# [SOLVED] Multiplication with complex numbers

• Oct 3rd 2009, 09:53 AM
Nrt
[SOLVED] Multiplication with complex numbers
I need to derive this equation and get the below result.

\$\displaystyle ((a^2-b^2)^2+a^2b^2)(a^2+b^2)=a^6+b^6\$

\$\displaystyle ===>\$ \$\displaystyle (a^2-iab-b^2)(a+ib)=a^3-ib^3\$

Also a hint teacher gave us:

replace

\$\displaystyle a\$ by \$\displaystyle a^2\$
\$\displaystyle b\$ by \$\displaystyle -ib^2\$

I tried few things (like \$\displaystyle -b^2=-1.b^2=i^2b^2\$) to involve complex numbers in the first equation but im confused and have no clue what to do.
• Oct 3rd 2009, 11:00 AM
awkward
Quote:

Originally Posted by Nrt
I need to derive this equation and get the below result.

\$\displaystyle ((a^2-b^2)^2+a^2b^2)(a^2+b^2)=a^6+b^6\$

\$\displaystyle ===>\$ \$\displaystyle (a^2-iab-b^2)(a+ib)=a^3-ib^3\$

Also a hint teacher gave us:

replace

\$\displaystyle a\$ by \$\displaystyle a^2\$
\$\displaystyle b\$ by \$\displaystyle -ib^2\$

I tried few things (like \$\displaystyle -b^2=-1.b^2=i^2b^2\$) to involve complex numbers in the first equation but im confused and have no clue what to do.

Hi Nrt,

The first equation
\$\displaystyle ((a^2-b^2)^2+a^2b^2)(a^2+b^2)=a^6+b^6\$
is an identity-- it is true for all values of a and b.

Now
\$\displaystyle (a^2-b^2)^2+a^2b^2 = a^4 - a^2b^2 +b^4\$
so
\$\displaystyle (a^4 - a^2b^2 +b^4)(a^2+b^2)=a^6+b^6\$.

Now let \$\displaystyle x = a^2\$ and \$\displaystyle y = b^2 / i\$, so \$\displaystyle b^2 = iy\$.

Then the identity becomes
\$\displaystyle (x^2 - x(iy) + (iy)^2)(x + iy) = x^3 + (iy)^3\$
so
\$\displaystyle (x^2 -i x y -y^2)(x+iy) = x^3 - i y^3\$.

This is the result you were asked to show, except that I used x and y instead of a and b. It seems less confusing to me that way. (I get confused very easily). But you can go back and replace x and y with a and b if you prefer it that way.
• Oct 3rd 2009, 11:52 AM
Nrt
Much appreciated, thank you.

● **Task a**
In the entries, repeat the lines starting at the one containing "- x-gridline: [457, 60, 459, 425]" and ending after the one containing "- y-tick-label: 0.00: [40, 350, 72, 367]".
The entries have nothing to do with the complex numbers thread.

● **Records for this exercise**
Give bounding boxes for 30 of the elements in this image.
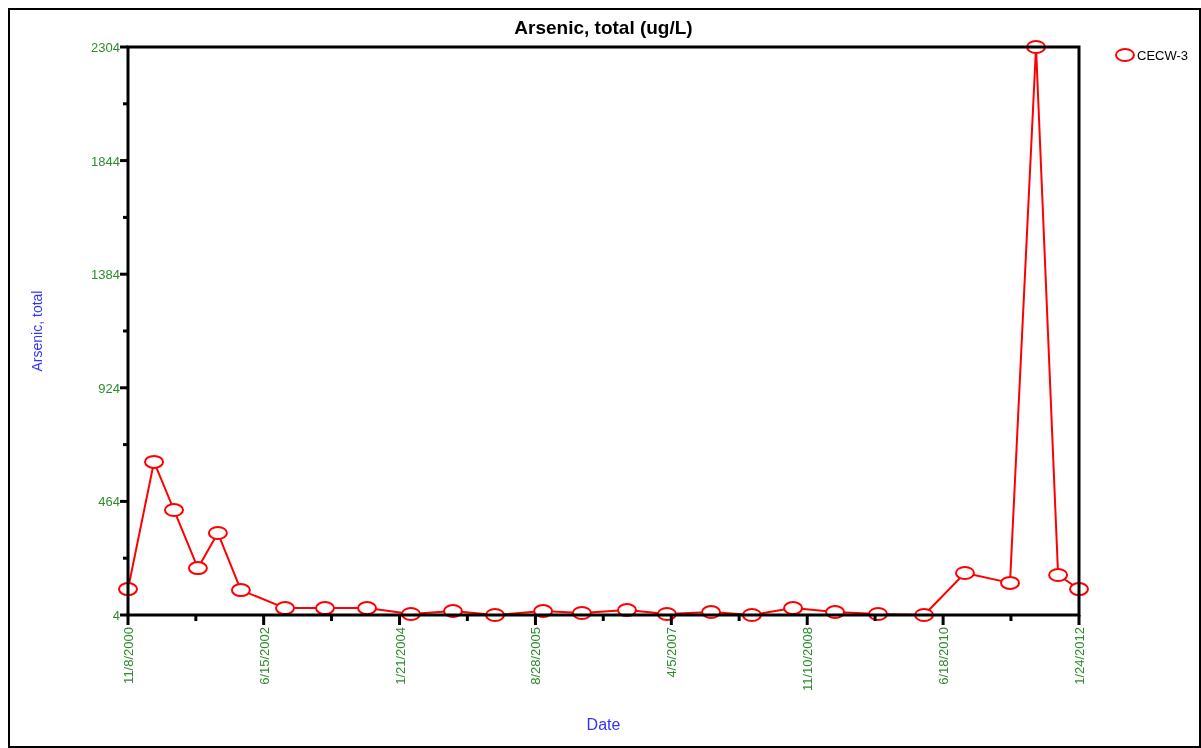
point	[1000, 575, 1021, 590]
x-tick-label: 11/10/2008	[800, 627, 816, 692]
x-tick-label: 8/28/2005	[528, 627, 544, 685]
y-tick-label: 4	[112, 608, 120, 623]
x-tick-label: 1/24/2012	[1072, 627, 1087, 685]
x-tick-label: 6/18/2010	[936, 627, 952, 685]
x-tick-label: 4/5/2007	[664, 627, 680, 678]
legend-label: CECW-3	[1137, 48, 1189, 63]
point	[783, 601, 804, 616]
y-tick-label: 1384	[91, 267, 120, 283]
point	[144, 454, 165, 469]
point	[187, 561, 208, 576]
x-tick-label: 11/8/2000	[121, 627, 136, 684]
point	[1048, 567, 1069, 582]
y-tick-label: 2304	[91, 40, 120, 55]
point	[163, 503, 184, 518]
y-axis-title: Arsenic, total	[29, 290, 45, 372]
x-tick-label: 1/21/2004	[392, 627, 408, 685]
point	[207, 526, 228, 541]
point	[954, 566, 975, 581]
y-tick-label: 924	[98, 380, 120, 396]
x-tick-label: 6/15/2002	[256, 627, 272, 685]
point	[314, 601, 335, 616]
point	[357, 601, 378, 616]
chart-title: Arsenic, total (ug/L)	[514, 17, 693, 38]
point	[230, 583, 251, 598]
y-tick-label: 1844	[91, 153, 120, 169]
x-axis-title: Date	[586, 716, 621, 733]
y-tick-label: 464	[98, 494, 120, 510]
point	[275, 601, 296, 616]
---
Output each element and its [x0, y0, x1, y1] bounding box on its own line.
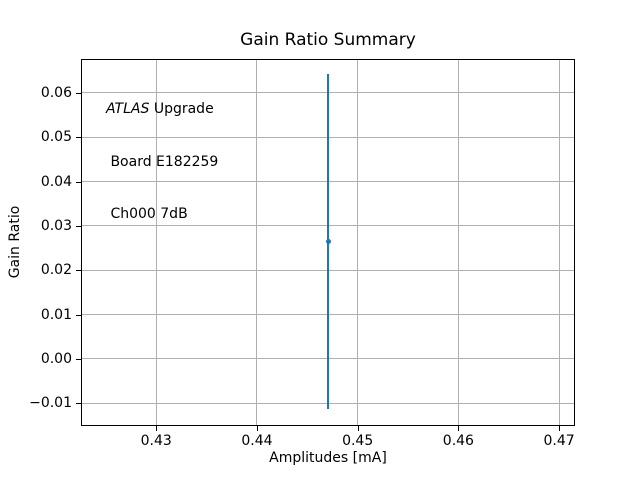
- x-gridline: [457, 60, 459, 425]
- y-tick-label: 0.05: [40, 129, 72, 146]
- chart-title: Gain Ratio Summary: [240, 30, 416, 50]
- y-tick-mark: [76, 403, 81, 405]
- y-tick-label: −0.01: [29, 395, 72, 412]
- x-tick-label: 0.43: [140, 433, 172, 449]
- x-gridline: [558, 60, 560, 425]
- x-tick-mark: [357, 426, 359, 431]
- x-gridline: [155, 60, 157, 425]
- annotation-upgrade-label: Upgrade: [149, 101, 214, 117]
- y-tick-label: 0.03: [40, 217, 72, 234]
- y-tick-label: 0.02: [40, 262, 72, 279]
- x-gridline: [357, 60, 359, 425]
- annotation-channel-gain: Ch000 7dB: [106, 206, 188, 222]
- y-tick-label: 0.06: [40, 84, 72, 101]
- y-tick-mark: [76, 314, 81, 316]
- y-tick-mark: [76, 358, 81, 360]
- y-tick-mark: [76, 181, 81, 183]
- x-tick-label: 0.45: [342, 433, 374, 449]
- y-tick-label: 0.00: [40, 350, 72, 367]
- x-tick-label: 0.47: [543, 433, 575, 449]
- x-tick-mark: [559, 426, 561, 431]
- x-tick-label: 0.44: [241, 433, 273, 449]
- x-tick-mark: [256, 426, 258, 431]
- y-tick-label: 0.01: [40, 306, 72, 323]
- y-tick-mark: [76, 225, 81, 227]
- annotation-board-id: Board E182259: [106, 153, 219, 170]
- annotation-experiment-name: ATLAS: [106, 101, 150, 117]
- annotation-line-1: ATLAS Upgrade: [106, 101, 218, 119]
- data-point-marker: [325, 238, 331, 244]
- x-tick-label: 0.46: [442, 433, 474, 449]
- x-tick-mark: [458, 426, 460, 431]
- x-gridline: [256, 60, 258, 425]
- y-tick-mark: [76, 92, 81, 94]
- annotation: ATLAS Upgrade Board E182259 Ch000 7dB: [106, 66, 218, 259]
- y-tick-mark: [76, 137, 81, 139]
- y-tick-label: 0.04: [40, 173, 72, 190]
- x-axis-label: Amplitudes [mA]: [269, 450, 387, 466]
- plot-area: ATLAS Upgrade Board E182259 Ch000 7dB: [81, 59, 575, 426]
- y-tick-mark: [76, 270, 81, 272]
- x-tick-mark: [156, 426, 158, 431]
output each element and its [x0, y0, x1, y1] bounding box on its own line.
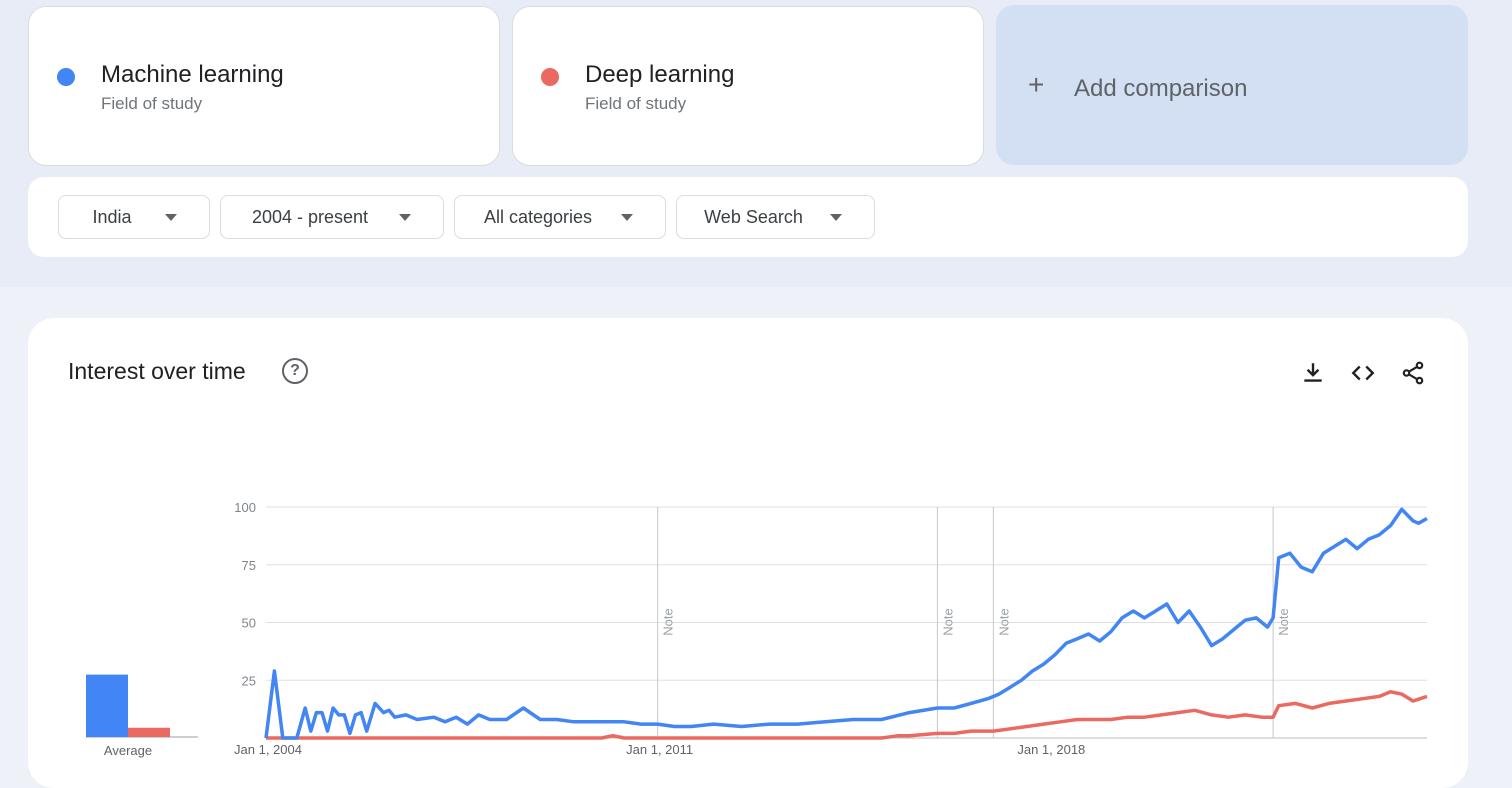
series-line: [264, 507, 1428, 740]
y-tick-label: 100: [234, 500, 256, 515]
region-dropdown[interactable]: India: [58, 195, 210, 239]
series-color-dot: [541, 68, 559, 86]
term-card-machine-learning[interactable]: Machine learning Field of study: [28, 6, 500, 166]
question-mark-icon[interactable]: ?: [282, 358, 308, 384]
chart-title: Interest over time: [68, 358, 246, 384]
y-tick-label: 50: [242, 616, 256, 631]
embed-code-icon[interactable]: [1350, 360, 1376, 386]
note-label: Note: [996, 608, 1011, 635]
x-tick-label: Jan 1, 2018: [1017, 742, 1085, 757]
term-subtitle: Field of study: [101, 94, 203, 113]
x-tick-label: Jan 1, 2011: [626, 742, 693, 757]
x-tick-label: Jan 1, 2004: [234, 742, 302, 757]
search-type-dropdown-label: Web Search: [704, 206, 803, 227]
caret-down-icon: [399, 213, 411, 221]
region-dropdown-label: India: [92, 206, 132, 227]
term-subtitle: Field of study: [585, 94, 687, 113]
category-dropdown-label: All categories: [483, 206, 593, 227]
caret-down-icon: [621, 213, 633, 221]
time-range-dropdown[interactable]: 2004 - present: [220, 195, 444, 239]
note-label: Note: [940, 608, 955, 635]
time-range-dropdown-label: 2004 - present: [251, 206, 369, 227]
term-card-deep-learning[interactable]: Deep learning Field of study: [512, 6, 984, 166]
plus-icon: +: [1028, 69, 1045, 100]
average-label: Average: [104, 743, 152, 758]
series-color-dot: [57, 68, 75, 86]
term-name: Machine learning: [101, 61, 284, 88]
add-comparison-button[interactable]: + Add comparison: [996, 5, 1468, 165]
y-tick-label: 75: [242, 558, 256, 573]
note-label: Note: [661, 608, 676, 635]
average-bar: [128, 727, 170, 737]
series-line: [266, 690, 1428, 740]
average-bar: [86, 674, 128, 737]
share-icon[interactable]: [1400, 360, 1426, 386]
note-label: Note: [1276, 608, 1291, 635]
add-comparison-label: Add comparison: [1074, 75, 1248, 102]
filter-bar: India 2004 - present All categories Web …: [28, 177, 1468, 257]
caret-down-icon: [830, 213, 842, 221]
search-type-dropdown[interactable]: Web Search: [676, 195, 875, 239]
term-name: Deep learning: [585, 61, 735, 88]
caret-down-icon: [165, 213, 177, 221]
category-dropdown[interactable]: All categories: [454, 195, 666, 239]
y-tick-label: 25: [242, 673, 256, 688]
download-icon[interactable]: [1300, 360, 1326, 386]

● **Task b**
Reproduce the passage of the complex numbers thread that begins with the words "Now let \$\displaystyle" and ends after the words "it that way.".

● **Finished answer a**
- x-gridline: [457, 60, 459, 425]
- y-tick-label: 0.05: [40, 129, 72, 146]
- chart-title: Gain Ratio Summary: [240, 30, 416, 50]
- y-tick-mark: [76, 403, 81, 405]
- y-tick-label: −0.01: [29, 395, 72, 412]
- x-tick-label: 0.43: [140, 433, 172, 449]
- x-gridline: [558, 60, 560, 425]
- x-tick-mark: [357, 426, 359, 431]
- x-gridline: [155, 60, 157, 425]
- annotation-upgrade-label: Upgrade: [149, 101, 214, 117]
- y-tick-label: 0.03: [40, 217, 72, 234]
- y-tick-label: 0.02: [40, 262, 72, 279]
- x-gridline: [357, 60, 359, 425]
- annotation-channel-gain: Ch000 7dB: [106, 206, 188, 222]
- y-tick-label: 0.06: [40, 84, 72, 101]
- y-tick-mark: [76, 314, 81, 316]
- y-tick-mark: [76, 358, 81, 360]
- y-tick-mark: [76, 181, 81, 183]
- x-tick-label: 0.45: [342, 433, 374, 449]
- y-tick-label: 0.00: [40, 350, 72, 367]

● **Finished answer b**
Now let \$\displaystyle x = a^2\$ and \$\displaystyle y = b^2 / i\$, so \$\displaystyle b^2 = iy\$.

Then the identity becomes
\$\displaystyle (x^2 - x(iy) + (iy)^2)(x + iy) = x^3 + (iy)^3\$
so
\$\displaystyle (x^2 -i x y -y^2)(x+iy) = x^3 - i y^3\$.

This is the result you were asked to show, except that I used x and y instead of a and b. It seems less confusing to me that way. (I get confused very easily). But you can go back and replace x and y with a and b if you prefer it that way.